The data must be returned in full and exactly as given.

════════════════

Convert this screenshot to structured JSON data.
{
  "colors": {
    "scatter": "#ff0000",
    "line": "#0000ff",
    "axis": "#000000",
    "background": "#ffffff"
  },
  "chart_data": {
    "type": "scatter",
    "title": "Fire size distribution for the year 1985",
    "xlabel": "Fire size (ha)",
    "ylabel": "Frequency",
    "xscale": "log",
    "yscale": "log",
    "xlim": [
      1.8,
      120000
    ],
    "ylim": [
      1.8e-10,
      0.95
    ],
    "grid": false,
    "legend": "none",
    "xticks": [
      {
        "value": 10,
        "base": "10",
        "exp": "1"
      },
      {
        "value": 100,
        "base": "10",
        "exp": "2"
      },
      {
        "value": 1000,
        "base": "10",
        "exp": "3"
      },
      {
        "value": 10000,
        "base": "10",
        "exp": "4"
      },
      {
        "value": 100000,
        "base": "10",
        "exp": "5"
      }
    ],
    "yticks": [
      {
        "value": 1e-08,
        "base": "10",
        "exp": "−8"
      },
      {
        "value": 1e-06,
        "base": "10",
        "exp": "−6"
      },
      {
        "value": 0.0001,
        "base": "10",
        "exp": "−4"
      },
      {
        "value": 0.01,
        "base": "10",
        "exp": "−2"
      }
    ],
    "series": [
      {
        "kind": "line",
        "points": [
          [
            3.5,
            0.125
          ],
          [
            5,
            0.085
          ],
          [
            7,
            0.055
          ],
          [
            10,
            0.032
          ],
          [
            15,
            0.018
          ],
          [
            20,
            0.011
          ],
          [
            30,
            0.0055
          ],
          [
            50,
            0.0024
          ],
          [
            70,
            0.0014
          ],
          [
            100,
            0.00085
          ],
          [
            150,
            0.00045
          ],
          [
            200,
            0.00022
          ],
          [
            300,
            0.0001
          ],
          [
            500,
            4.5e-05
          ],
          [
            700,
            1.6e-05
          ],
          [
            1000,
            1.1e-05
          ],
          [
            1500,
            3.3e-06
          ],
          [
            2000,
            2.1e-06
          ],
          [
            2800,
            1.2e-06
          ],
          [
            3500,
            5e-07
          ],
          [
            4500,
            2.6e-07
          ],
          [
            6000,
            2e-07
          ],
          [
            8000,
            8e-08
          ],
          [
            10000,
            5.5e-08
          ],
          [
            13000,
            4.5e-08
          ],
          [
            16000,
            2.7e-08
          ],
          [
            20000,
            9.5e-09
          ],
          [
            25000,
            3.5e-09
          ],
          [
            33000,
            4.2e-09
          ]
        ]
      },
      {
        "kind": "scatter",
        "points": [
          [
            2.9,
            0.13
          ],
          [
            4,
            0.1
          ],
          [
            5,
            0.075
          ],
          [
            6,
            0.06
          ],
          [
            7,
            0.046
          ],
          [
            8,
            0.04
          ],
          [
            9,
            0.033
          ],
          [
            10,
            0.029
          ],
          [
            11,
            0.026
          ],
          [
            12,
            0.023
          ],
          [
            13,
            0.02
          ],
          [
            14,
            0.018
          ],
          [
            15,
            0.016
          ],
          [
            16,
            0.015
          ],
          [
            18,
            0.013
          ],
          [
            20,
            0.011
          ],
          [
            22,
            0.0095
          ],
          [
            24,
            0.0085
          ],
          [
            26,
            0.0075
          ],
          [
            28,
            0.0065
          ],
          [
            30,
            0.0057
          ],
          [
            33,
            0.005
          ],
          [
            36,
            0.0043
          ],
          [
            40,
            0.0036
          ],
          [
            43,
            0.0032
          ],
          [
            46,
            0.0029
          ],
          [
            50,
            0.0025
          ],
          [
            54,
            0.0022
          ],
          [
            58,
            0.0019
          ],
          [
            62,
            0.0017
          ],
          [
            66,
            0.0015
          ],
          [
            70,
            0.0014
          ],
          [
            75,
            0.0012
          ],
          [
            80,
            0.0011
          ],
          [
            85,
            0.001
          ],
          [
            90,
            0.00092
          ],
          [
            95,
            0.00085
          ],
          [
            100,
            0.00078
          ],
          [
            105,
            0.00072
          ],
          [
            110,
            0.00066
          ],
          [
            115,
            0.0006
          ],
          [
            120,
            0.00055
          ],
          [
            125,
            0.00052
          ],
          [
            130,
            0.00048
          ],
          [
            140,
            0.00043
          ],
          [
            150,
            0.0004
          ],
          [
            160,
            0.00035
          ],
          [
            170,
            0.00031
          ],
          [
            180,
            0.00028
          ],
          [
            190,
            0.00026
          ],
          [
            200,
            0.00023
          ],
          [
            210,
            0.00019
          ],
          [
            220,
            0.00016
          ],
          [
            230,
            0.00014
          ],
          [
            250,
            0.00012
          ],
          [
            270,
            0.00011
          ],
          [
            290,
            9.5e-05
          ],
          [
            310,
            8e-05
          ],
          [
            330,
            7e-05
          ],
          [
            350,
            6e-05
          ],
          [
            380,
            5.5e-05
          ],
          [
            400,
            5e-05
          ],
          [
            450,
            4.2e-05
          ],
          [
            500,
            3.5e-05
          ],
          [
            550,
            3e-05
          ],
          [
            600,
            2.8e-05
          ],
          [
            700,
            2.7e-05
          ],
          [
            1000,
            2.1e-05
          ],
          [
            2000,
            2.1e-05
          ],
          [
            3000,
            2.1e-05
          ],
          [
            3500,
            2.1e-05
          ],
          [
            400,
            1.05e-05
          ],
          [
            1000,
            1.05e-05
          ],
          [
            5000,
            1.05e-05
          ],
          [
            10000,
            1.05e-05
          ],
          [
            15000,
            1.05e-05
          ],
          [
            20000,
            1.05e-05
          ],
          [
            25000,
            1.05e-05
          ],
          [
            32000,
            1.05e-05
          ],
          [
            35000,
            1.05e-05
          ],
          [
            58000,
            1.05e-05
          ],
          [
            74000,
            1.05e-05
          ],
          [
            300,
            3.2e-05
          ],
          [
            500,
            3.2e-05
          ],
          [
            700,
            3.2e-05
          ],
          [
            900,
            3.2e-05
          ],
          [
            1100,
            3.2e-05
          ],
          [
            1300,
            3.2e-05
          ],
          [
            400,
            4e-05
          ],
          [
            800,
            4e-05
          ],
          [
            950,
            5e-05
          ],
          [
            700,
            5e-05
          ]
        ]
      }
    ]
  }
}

════════════════

- _Exercise response_:
Convert this screenshot to structured JSON data.
{
  "colors": {
    "scatter": "#ff0000",
    "line": "#0000ff",
    "axis": "#000000",
    "background": "#ffffff"
  },
  "chart_data": {
    "type": "scatter",
    "title": "Fire size distribution for the year 1985",
    "xlabel": "Fire size (ha)",
    "ylabel": "Frequency",
    "xscale": "log",
    "yscale": "log",
    "xlim": [
      1.8,
      120000
    ],
    "ylim": [
      1.8e-10,
      0.95
    ],
    "grid": false,
    "legend": "none",
    "xticks": [
      {
        "value": 10,
        "base": "10",
        "exp": "1"
      },
      {
        "value": 100,
        "base": "10",
        "exp": "2"
      },
      {
        "value": 1000,
        "base": "10",
        "exp": "3"
      },
      {
        "value": 10000,
        "base": "10",
        "exp": "4"
      },
      {
        "value": 100000,
        "base": "10",
        "exp": "5"
      }
    ],
    "yticks": [
      {
        "value": 1e-08,
        "base": "10",
        "exp": "−8"
      },
      {
        "value": 1e-06,
        "base": "10",
        "exp": "−6"
      },
      {
        "value": 0.0001,
        "base": "10",
        "exp": "−4"
      },
      {
        "value": 0.01,
        "base": "10",
        "exp": "−2"
      }
    ],
    "series": [
      {
        "kind": "line",
        "points": [
          [
            3.5,
            0.125
          ],
          [
            5,
            0.085
          ],
          [
            7,
            0.055
          ],
          [
            10,
            0.032
          ],
          [
            15,
            0.018
          ],
          [
            20,
            0.011
          ],
          [
            30,
            0.0055
          ],
          [
            50,
            0.0024
          ],
          [
            70,
            0.0014
          ],
          [
            100,
            0.00085
          ],
          [
            150,
            0.00045
          ],
          [
            200,
            0.00022
          ],
          [
            300,
            0.0001
          ],
          [
            500,
            4.5e-05
          ],
          [
            700,
            1.6e-05
          ],
          [
            1000,
            1.1e-05
          ],
          [
            1500,
            3.3e-06
          ],
          [
            2000,
            2.1e-06
          ],
          [
            2800,
            1.2e-06
          ],
          [
            3500,
            5e-07
          ],
          [
            4500,
            2.6e-07
          ],
          [
            6000,
            2e-07
          ],
          [
            8000,
            8e-08
          ],
          [
            10000,
            5.5e-08
          ],
          [
            13000,
            4.5e-08
          ],
          [
            16000,
            2.7e-08
          ],
          [
            20000,
            9.5e-09
          ],
          [
            25000,
            3.5e-09
          ],
          [
            33000,
            4.2e-09
          ]
        ]
      },
      {
        "kind": "scatter",
        "points": [
          [
            2.9,
            0.13
          ],
          [
            4,
            0.1
          ],
          [
            5,
            0.075
          ],
          [
            6,
            0.06
          ],
          [
            7,
            0.046
          ],
          [
            8,
            0.04
          ],
          [
            9,
            0.033
          ],
          [
            10,
            0.029
          ],
          [
            11,
            0.026
          ],
          [
            12,
            0.023
          ],
          [
            13,
            0.02
          ],
          [
            14,
            0.018
          ],
          [
            15,
            0.016
          ],
          [
            16,
            0.015
          ],
          [
            18,
            0.013
          ],
          [
            20,
            0.011
          ],
          [
            22,
            0.0095
          ],
          [
            24,
            0.0085
          ],
          [
            26,
            0.0075
          ],
          [
            28,
            0.0065
          ],
          [
            30,
            0.0057
          ],
          [
            33,
            0.005
          ],
          [
            36,
            0.0043
          ],
          [
            40,
            0.0036
          ],
          [
            43,
            0.0032
          ],
          [
            46,
            0.0029
          ],
          [
            50,
            0.0025
          ],
          [
            54,
            0.0022
          ],
          [
            58,
            0.0019
          ],
          [
            62,
            0.0017
          ],
          [
            66,
            0.0015
          ],
          [
            70,
            0.0014
          ],
          [
            75,
            0.0012
          ],
          [
            80,
            0.0011
          ],
          [
            85,
            0.001
          ],
          [
            90,
            0.00092
          ],
          [
            95,
            0.00085
          ],
          [
            100,
            0.00078
          ],
          [
            105,
            0.00072
          ],
          [
            110,
            0.00066
          ],
          [
            115,
            0.0006
          ],
          [
            120,
            0.00055
          ],
          [
            125,
            0.00052
          ],
          [
            130,
            0.00048
          ],
          [
            140,
            0.00043
          ],
          [
            150,
            0.0004
          ],
          [
            160,
            0.00035
          ],
          [
            170,
            0.00031
          ],
          [
            180,
            0.00028
          ],
          [
            190,
            0.00026
          ],
          [
            200,
            0.00023
          ],
          [
            210,
            0.00019
          ],
          [
            220,
            0.00016
          ],
          [
            230,
            0.00014
          ],
          [
            250,
            0.00012
          ],
          [
            270,
            0.00011
          ],
          [
            290,
            9.5e-05
          ],
          [
            310,
            8e-05
          ],
          [
            330,
            7e-05
          ],
          [
            350,
            6e-05
          ],
          [
            380,
            5.5e-05
          ],
          [
            400,
            5e-05
          ],
          [
            450,
            4.2e-05
          ],
          [
            500,
            3.5e-05
          ],
          [
            550,
            3e-05
          ],
          [
            600,
            2.8e-05
          ],
          [
            700,
            2.7e-05
          ],
          [
            1000,
            2.1e-05
          ],
          [
            2000,
            2.1e-05
          ],
          [
            3000,
            2.1e-05
          ],
          [
            3500,
            2.1e-05
          ],
          [
            400,
            1.05e-05
          ],
          [
            1000,
            1.05e-05
          ],
          [
            5000,
            1.05e-05
          ],
          [
            10000,
            1.05e-05
          ],
          [
            15000,
            1.05e-05
          ],
          [
            20000,
            1.05e-05
          ],
          [
            25000,
            1.05e-05
          ],
          [
            32000,
            1.05e-05
          ],
          [
            35000,
            1.05e-05
          ],
          [
            58000,
            1.05e-05
          ],
          [
            74000,
            1.05e-05
          ],
          [
            300,
            3.2e-05
          ],
          [
            500,
            3.2e-05
          ],
          [
            700,
            3.2e-05
          ],
          [
            900,
            3.2e-05
          ],
          [
            1100,
            3.2e-05
          ],
          [
            1300,
            3.2e-05
          ],
          [
            400,
            4e-05
          ],
          [
            800,
            4e-05
          ],
          [
            950,
            5e-05
          ],
          [
            700,
            5e-05
          ]
        ]
      }
    ]
  }
}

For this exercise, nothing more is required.